= Exercise task =
Your task is to output all the records below, word for word.

(Collection entries)
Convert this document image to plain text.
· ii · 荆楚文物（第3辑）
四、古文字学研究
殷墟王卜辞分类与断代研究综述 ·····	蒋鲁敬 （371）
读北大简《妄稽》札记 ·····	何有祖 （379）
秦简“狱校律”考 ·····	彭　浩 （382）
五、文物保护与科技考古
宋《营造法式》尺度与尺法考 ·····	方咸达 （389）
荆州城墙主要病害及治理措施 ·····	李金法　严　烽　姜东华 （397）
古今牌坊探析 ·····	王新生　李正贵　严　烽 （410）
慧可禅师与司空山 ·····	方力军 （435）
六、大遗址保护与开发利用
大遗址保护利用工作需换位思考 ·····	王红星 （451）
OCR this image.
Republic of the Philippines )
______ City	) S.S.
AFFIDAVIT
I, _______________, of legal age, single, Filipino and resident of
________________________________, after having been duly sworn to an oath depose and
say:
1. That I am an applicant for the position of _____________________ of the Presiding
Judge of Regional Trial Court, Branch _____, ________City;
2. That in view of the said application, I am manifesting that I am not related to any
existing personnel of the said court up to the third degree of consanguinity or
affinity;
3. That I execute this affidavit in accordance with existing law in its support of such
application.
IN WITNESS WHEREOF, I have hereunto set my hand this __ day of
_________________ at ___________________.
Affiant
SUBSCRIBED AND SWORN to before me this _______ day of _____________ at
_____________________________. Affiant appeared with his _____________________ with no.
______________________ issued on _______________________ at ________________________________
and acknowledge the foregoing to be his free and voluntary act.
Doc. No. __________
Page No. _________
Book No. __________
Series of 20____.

= Result below =
Convert this document image to plain text.
· ii · 荆楚文物（第3辑）
四、古文字学研究
殷墟王卜辞分类与断代研究综述 ·····	蒋鲁敬 （371）
读北大简《妄稽》札记 ·····	何有祖 （379）
秦简“狱校律”考 ·····	彭　浩 （382）
五、文物保护与科技考古
宋《营造法式》尺度与尺法考 ·····	方咸达 （389）
荆州城墙主要病害及治理措施 ·····	李金法　严　烽　姜东华 （397）
古今牌坊探析 ·····	王新生　李正贵　严　烽 （410）
慧可禅师与司空山 ·····	方力军 （435）
六、大遗址保护与开发利用
大遗址保护利用工作需换位思考 ·····	王红星 （451）
OCR this image.
Republic of the Philippines )
______ City	) S.S.
AFFIDAVIT
I, _______________, of legal age, single, Filipino and resident of
________________________________, after having been duly sworn to an oath depose and
say:
1. That I am an applicant for the position of _____________________ of the Presiding
Judge of Regional Trial Court, Branch _____, ________City;
2. That in view of the said application, I am manifesting that I am not related to any
existing personnel of the said court up to the third degree of consanguinity or
affinity;
3. That I execute this affidavit in accordance with existing law in its support of such
application.
IN WITNESS WHEREOF, I have hereunto set my hand this __ day of
_________________ at ___________________.
Affiant
SUBSCRIBED AND SWORN to before me this _______ day of _____________ at
_____________________________. Affiant appeared with his _____________________ with no.
______________________ issued on _______________________ at ________________________________
and acknowledge the foregoing to be his free and voluntary act.
Doc. No. __________
Page No. _________
Book No. __________
Series of 20____.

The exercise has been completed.